* Extract provided:

Myth 2 – Carrying a balance on my credit cards can boost my credit score.
Fact – Wrong! Carrying a balance on credit cards month to month will hurt your credit. Generally, it’s advised that, when possible, credit card balances are paid in full (each month) to work towards optimal credit.
Myth 3 – There’s nothing I can do when creditors threaten to sue me or garnish my wages due to unpaid debt.
Fact – Wrong again! If creditors are contacting you and threatening to take action against you (like by suing you, garnishing your wages, repossessing assets and/or foreclosing on your home), you may have a few options for halting these actions and maintaining the asset(s) in question.
For example, one option can be to file for bankruptcy, which will immediately stop creditors from moving forward with punitive actions. That’s because, when someone files for bankruptcy, an automatic stay takes effect. The automatic stay is essentially a court order that halts any planned or impending actions against debtors while the figure out how to resolve serious debt issues.

* Problem set:
- 1) According to the credit myths passage, what takes effect as soon as someone files for bankruptcy?
- 2) Pick up the credit myths passage where it stops and keep writing in the same style.

* Records shown:
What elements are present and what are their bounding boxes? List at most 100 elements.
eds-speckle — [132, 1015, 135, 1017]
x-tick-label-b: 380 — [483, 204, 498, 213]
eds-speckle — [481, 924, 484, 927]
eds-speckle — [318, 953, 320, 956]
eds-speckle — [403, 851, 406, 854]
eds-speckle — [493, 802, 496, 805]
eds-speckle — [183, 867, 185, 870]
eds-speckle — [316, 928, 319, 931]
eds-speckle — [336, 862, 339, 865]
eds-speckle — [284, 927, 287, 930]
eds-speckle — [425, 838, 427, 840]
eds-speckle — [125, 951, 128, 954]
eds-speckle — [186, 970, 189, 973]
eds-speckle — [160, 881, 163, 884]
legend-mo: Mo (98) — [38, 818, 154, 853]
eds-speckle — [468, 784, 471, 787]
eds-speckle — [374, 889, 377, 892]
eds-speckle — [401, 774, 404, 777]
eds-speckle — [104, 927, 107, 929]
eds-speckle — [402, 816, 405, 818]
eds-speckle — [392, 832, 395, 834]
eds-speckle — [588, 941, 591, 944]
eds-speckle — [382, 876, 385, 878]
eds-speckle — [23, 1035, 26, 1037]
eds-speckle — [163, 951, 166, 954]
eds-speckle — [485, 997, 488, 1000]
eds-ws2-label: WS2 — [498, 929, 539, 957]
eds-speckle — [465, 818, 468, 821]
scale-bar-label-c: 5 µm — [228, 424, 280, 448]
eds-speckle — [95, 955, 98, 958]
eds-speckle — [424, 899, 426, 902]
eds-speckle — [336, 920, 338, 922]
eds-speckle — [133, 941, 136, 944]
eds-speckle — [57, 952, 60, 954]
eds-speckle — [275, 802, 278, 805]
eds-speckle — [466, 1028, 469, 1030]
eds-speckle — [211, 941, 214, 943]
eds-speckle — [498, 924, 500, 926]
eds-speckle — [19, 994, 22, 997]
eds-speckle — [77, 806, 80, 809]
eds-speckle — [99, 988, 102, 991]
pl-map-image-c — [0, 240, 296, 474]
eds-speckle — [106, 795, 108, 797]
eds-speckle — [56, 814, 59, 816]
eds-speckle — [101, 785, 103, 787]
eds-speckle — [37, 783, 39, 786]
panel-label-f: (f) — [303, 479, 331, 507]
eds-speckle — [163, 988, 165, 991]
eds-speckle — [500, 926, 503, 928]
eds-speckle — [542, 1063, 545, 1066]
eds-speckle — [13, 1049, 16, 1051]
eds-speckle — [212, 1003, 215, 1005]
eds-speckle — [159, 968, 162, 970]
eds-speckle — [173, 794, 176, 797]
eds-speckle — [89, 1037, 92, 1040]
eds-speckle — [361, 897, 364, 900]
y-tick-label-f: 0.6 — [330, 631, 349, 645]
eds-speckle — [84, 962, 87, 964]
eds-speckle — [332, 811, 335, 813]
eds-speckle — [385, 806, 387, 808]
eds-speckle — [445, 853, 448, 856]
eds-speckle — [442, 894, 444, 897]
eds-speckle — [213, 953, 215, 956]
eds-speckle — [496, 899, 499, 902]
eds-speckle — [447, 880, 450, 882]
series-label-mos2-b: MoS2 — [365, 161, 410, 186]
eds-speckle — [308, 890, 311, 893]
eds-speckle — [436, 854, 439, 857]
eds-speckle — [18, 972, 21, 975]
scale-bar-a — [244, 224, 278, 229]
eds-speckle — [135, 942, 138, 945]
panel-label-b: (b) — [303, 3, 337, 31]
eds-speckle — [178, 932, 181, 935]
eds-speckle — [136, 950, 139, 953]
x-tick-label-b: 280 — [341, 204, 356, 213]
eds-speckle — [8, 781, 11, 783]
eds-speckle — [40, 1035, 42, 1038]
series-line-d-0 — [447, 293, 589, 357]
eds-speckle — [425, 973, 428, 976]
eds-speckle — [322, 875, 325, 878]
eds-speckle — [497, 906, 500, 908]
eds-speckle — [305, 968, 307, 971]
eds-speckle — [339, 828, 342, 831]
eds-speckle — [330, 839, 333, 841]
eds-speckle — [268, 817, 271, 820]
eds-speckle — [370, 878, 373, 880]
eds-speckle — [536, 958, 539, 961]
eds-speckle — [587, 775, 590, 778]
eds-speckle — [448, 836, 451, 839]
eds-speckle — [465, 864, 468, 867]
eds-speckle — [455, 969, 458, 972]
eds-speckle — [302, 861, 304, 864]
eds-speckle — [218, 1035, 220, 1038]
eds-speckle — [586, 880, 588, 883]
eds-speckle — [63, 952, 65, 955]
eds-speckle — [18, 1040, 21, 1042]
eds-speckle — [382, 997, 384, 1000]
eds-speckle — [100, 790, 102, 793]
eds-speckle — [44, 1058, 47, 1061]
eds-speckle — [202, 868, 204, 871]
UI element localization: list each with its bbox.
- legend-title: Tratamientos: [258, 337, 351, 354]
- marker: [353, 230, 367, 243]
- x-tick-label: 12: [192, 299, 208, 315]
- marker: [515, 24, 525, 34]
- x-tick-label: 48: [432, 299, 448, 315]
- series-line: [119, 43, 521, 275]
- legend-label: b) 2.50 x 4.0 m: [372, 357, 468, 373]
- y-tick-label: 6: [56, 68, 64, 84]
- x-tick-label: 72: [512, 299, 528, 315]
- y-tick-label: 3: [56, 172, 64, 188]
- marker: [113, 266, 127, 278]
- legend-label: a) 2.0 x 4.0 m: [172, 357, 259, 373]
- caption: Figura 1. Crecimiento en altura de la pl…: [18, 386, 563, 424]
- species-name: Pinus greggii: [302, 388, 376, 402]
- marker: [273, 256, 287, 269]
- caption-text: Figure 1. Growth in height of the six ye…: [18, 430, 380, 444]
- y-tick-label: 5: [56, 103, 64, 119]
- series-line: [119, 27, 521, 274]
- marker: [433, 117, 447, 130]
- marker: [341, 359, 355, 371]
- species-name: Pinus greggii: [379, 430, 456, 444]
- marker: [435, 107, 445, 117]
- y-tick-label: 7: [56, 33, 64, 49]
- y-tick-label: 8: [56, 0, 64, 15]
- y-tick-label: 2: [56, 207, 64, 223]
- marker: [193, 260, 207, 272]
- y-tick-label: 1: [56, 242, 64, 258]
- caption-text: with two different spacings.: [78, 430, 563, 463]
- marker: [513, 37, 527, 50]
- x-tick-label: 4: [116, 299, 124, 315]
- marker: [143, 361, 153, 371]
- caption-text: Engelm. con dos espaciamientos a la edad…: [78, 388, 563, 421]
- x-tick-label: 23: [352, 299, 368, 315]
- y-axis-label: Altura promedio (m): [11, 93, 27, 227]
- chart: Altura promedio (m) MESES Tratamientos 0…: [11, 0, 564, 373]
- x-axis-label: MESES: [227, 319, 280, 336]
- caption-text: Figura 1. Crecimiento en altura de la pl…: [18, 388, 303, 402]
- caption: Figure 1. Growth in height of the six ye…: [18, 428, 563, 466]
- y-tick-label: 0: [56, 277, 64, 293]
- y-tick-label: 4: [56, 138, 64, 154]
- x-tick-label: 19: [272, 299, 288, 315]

* Outputs for the tasks:
- 1) An automatic stay takes effect.

- 2)
One reason for this court order is to prevent any one creditor from coming in and taking all or the majority of assets (leaving nothing or minimal assets for other creditors owed money).
Myth 4 – If I know I’m going to file for bankruptcy, it’s OK for me to run up charges on my credit cards (because that debt will eventually be discharged).
Fact – Not true! If you know that you will be filing for bankruptcy, running up charges on your credit card can constitute fraud. This is because credit card companies can argue that you had no intention of ever repaying the debt (because you were operating under the assumption that debt would be discharged via your future bankruptcy case).
If the court agrees that fraud was committed, what will likely occur is that:
The debt will not be eligible to be discharged.
The entire bankruptcy case can be dismissed.
Formal criminal fraud charges may be filed.
Need More Answers & Advice Regarding Your Debt Issues? Contact a Denver Bankruptcy Attorney at Garcia & Gonzales, P.C.
Are you looking for real relief from serious debt? If so, you can trust the experienced Denver bankruptcy attorney at Garcia & Gonzales, P.C. to provide you with experienced help and honest answers about your best debt relief options.
Contact us today by calling or by emailing us using the contact form at the bottom of this page. When you contact us, you will communicate directly with one of our attorneys, not a paralegal or legal assistant. We welcome Spanish-speaking individuals to contact us also – hablamos Español.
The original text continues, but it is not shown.